# Exercise goal:
Copy each line below without leaving any out.

# Source material:
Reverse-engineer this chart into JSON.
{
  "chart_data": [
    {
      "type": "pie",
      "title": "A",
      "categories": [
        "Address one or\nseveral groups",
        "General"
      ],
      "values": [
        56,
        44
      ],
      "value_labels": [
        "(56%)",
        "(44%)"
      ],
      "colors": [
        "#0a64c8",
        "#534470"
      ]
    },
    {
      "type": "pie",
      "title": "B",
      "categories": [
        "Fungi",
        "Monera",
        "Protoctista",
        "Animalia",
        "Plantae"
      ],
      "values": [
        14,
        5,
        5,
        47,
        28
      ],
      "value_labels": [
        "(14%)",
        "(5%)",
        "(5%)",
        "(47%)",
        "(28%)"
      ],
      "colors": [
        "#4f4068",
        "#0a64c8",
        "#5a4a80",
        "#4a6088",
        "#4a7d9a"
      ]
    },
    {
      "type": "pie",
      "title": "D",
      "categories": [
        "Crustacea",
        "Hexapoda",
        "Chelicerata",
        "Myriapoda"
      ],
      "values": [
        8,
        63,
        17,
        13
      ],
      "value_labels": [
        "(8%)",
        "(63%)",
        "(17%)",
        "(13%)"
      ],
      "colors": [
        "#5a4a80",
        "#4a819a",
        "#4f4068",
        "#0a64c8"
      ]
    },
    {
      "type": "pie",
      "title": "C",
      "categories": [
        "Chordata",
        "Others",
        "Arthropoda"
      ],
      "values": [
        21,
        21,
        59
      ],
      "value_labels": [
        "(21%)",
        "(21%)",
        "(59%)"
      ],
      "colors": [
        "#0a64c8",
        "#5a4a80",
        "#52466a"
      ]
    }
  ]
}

# Worked answer:
Reverse-engineer this chart into JSON.
{
  "chart_data": [
    {
      "type": "pie",
      "title": "A",
      "categories": [
        "Address one or\nseveral groups",
        "General"
      ],
      "values": [
        56,
        44
      ],
      "value_labels": [
        "(56%)",
        "(44%)"
      ],
      "colors": [
        "#0a64c8",
        "#534470"
      ]
    },
    {
      "type": "pie",
      "title": "B",
      "categories": [
        "Fungi",
        "Monera",
        "Protoctista",
        "Animalia",
        "Plantae"
      ],
      "values": [
        14,
        5,
        5,
        47,
        28
      ],
      "value_labels": [
        "(14%)",
        "(5%)",
        "(5%)",
        "(47%)",
        "(28%)"
      ],
      "colors": [
        "#4f4068",
        "#0a64c8",
        "#5a4a80",
        "#4a6088",
        "#4a7d9a"
      ]
    },
    {
      "type": "pie",
      "title": "D",
      "categories": [
        "Crustacea",
        "Hexapoda",
        "Chelicerata",
        "Myriapoda"
      ],
      "values": [
        8,
        63,
        17,
        13
      ],
      "value_labels": [
        "(8%)",
        "(63%)",
        "(17%)",
        "(13%)"
      ],
      "colors": [
        "#5a4a80",
        "#4a819a",
        "#4f4068",
        "#0a64c8"
      ]
    },
    {
      "type": "pie",
      "title": "C",
      "categories": [
        "Chordata",
        "Others",
        "Arthropoda"
      ],
      "values": [
        21,
        21,
        59
      ],
      "value_labels": [
        "(21%)",
        "(21%)",
        "(59%)"
      ],
      "colors": [
        "#0a64c8",
        "#5a4a80",
        "#52466a"
      ]
    }
  ]
}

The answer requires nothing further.